Stored records
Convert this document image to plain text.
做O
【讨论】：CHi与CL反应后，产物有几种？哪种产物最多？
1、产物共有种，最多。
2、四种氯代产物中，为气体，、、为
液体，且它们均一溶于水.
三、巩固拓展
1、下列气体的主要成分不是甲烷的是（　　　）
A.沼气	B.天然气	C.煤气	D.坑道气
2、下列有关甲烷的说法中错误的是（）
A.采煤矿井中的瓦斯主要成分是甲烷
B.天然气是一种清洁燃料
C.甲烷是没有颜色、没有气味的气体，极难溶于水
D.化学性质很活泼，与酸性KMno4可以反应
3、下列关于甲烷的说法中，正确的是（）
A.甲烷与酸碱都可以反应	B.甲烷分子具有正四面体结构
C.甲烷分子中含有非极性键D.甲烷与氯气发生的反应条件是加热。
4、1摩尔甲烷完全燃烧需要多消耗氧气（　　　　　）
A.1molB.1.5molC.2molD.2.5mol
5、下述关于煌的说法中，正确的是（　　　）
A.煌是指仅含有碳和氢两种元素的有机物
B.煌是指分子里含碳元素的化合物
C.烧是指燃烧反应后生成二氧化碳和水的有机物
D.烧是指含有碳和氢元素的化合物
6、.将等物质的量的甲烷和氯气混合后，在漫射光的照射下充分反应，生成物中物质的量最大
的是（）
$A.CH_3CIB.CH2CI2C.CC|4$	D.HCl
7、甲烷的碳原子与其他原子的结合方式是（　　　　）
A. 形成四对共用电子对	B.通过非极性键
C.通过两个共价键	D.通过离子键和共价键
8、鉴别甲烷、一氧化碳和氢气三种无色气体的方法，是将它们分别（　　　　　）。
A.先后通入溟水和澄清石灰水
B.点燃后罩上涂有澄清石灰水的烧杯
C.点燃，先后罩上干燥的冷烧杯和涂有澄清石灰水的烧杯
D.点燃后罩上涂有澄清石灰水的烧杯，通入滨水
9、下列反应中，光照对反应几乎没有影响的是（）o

==

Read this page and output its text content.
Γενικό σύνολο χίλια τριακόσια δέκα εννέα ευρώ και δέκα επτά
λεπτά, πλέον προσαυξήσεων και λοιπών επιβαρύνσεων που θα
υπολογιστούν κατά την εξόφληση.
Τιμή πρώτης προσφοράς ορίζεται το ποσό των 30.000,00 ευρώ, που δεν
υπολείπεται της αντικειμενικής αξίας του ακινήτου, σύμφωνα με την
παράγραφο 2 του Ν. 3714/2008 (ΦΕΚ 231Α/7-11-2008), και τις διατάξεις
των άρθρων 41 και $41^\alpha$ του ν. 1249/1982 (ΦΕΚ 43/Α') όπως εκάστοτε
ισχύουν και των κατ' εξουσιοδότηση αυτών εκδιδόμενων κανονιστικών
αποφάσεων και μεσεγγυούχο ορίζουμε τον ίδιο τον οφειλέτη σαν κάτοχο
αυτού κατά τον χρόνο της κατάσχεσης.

PROBLEM REQUIREMENTS: Look through the material above. Copy each line where the word "text" appears.

TASK ANSWER:
Convert this document image to plain text.
Read this page and output its text content.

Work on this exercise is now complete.